What this task involves
For each line below that includes the word "thumb", make a copy.

Extracted records
▬▬▬▬▬▬▬▬▬▬

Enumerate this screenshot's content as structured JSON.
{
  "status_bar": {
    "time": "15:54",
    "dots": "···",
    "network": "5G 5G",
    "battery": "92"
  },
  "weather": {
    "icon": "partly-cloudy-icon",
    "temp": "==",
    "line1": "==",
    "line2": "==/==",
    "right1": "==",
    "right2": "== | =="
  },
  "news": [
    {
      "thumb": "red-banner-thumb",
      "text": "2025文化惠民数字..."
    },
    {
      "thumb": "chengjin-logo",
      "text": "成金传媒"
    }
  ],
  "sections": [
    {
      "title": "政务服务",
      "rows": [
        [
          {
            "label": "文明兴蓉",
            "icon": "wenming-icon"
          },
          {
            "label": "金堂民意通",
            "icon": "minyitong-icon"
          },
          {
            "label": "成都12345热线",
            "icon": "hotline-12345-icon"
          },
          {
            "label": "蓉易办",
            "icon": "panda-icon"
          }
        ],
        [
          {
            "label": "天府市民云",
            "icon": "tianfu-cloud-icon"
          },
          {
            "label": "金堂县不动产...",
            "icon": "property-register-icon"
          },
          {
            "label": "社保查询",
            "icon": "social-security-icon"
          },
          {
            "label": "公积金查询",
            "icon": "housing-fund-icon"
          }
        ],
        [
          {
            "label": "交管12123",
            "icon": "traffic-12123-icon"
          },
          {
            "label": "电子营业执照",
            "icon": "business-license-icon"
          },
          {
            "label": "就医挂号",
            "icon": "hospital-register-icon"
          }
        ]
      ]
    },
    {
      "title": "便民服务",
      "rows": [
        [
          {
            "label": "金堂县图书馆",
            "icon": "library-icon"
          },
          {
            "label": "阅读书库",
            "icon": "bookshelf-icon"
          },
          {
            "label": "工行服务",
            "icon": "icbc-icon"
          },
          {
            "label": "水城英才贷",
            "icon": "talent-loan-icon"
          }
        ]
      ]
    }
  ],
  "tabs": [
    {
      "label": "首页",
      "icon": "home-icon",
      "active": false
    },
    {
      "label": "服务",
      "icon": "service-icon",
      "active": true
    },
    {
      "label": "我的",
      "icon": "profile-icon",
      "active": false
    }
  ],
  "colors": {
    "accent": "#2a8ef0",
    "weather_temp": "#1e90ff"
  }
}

▬▬▬▬▬▬▬▬▬▬

Task result
      "thumb": "red-banner-thumb",
      "thumb": "chengjin-logo",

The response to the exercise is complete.